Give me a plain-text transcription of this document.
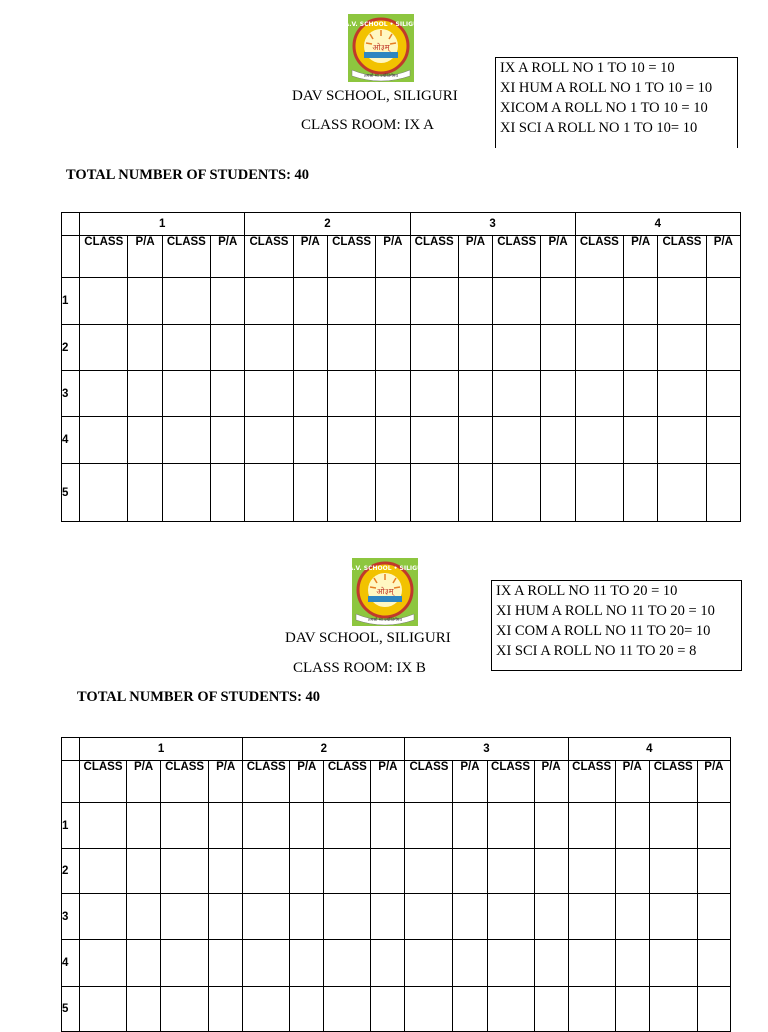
D.A.V. SCHOOL • SILIGURI
ओ३म्
तमसो मा ज्योतिर्गमय
DAV SCHOOL, SILIGURI
CLASS ROOM: IX A
IX A ROLL NO 1 TO 10 = 10
XI HUM A ROLL NO 1 TO 10 = 10
XICOM A ROLL NO 1 TO 10 = 10
XI SCI A ROLL NO 1 TO 10= 10
TOTAL NUMBER OF STUDENTS: 40
	1				2				3				4			
	CLASS	P/A	CLASS	P/A	CLASS	P/A	CLASS	P/A	CLASS	P/A	CLASS	P/A	CLASS	P/A	CLASS	P/A
1																
2																
3																
4																
5																
D.A.V. SCHOOL • SILIGURI
ओ३म्
तमसो मा ज्योतिर्गमय
DAV SCHOOL, SILIGURI
CLASS ROOM: IX B
IX A ROLL NO 11 TO 20 = 10
XI HUM A ROLL NO 11 TO 20 = 10
XI COM A ROLL NO 11 TO 20= 10
XI SCI A ROLL NO 11 TO 20 = 8
TOTAL NUMBER OF STUDENTS: 40
	1				2				3				4			
	CLASS	P/A	CLASS	P/A	CLASS	P/A	CLASS	P/A	CLASS	P/A	CLASS	P/A	CLASS	P/A	CLASS	P/A
1																
2																
3																
4																
5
- - - - -
| TASK TO CARRY OUT |
Write out each line again precisely as it appears, skipping every picture.

| RESULT OF THE TASK |
Give me a plain-text transcription of this document.
D.A.V. SCHOOL • SILIGURI
ओ३म्
तमसो मा ज्योतिर्गमय
DAV SCHOOL, SILIGURI
CLASS ROOM: IX A
IX A ROLL NO 1 TO 10 = 10
XI HUM A ROLL NO 1 TO 10 = 10
XICOM A ROLL NO 1 TO 10 = 10
XI SCI A ROLL NO 1 TO 10= 10
TOTAL NUMBER OF STUDENTS: 40
	1				2				3				4			
	CLASS	P/A	CLASS	P/A	CLASS	P/A	CLASS	P/A	CLASS	P/A	CLASS	P/A	CLASS	P/A	CLASS	P/A
1																
2																
3																
4																
5																
D.A.V. SCHOOL • SILIGURI
ओ३म्
तमसो मा ज्योतिर्गमय
DAV SCHOOL, SILIGURI
CLASS ROOM: IX B
IX A ROLL NO 11 TO 20 = 10
XI HUM A ROLL NO 11 TO 20 = 10
XI COM A ROLL NO 11 TO 20= 10
XI SCI A ROLL NO 11 TO 20 = 8
TOTAL NUMBER OF STUDENTS: 40
	1				2				3				4			
	CLASS	P/A	CLASS	P/A	CLASS	P/A	CLASS	P/A	CLASS	P/A	CLASS	P/A	CLASS	P/A	CLASS	P/A
1																
2																
3																
4																
5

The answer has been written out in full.